— Start MATERIAL SUPPLIED —

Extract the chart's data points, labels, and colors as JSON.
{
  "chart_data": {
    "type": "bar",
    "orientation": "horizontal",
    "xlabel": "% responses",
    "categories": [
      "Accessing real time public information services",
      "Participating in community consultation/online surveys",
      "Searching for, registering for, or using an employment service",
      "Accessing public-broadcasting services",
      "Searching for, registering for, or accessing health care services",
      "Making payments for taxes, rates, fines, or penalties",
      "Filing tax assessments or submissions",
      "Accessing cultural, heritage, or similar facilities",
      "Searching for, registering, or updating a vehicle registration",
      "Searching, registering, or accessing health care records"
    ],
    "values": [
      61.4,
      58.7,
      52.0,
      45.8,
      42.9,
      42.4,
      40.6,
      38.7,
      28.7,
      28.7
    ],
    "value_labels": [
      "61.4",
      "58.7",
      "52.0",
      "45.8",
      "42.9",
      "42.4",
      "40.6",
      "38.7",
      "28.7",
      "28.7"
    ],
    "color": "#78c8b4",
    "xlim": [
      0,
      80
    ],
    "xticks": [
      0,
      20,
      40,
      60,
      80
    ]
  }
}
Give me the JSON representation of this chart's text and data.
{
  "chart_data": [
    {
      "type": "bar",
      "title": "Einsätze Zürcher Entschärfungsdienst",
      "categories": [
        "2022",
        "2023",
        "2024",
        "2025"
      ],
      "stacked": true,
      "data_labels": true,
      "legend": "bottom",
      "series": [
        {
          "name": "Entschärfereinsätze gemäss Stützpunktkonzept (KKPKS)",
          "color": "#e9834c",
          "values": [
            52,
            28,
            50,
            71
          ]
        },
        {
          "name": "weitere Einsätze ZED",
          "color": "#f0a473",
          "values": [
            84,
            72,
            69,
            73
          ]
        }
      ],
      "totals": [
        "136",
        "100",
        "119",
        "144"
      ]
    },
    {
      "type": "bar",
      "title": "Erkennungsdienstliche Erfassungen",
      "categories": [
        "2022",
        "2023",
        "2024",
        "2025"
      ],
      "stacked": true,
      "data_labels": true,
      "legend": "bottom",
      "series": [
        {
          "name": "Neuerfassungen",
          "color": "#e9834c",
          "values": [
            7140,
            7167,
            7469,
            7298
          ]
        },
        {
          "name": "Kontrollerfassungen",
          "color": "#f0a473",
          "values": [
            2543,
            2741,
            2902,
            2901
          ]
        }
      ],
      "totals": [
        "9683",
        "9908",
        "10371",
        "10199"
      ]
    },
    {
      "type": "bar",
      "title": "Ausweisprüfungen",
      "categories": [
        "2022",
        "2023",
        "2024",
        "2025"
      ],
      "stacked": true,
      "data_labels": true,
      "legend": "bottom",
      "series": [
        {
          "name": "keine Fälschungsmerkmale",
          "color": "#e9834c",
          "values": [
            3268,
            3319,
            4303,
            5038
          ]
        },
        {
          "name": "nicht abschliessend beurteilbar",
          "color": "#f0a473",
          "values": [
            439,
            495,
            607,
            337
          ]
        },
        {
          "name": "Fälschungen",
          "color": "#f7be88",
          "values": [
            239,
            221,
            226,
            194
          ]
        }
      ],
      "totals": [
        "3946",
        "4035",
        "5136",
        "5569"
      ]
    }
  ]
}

— End MATERIAL SUPPLIED —

_EXERCISE OBJECTIVE_:
Look for "Searching" and pull out every line that has it.

_EXPECTED ANSWER_:
      "Searching for, registering for, or using an employment service",
      "Searching for, registering for, or accessing health care services",
      "Searching for, registering, or updating a vehicle registration",
      "Searching, registering, or accessing health care records"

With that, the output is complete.